━━ LISTED ENTRIES ━━

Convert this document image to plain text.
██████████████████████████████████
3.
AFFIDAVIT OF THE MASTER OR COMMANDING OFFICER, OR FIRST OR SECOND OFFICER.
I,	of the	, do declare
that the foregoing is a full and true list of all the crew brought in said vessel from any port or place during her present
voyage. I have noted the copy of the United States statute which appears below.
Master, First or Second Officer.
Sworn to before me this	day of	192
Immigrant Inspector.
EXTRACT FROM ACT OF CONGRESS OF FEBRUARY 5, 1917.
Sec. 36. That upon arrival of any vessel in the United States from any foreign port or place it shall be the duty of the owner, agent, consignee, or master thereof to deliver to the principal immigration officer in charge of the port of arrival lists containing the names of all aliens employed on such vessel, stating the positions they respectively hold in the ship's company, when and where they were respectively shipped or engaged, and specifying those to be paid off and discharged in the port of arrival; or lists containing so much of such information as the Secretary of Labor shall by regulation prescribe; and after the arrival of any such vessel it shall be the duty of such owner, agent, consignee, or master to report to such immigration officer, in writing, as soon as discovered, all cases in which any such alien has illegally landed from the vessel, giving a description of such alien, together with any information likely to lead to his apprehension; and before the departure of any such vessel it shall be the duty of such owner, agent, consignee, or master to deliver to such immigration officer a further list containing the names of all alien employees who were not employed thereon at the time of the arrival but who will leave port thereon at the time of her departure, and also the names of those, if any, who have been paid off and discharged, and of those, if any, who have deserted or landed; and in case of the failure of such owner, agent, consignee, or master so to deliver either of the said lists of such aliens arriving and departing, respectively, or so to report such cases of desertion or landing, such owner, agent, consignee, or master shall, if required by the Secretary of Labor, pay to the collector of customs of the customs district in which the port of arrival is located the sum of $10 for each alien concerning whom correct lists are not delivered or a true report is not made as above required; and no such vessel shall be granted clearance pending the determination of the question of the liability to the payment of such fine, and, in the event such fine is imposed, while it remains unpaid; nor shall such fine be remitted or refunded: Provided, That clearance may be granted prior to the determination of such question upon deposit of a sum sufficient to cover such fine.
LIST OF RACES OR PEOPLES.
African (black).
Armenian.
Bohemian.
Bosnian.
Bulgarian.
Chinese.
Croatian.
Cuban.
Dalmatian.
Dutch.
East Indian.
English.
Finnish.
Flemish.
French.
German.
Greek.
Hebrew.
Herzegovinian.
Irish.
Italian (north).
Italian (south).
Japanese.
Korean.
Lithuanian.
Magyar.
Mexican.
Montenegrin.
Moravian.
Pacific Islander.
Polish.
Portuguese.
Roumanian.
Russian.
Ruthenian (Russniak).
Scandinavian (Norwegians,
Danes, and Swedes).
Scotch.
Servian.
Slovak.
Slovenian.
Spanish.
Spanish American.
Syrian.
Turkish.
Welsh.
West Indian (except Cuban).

━━━

--- INSTRUCTIONS TO FOLLOW ---
Show the lines where the word "Indian" appears in the entries.

--- EXERCISE OUTPUT ---
East Indian.
West Indian (except Cuban).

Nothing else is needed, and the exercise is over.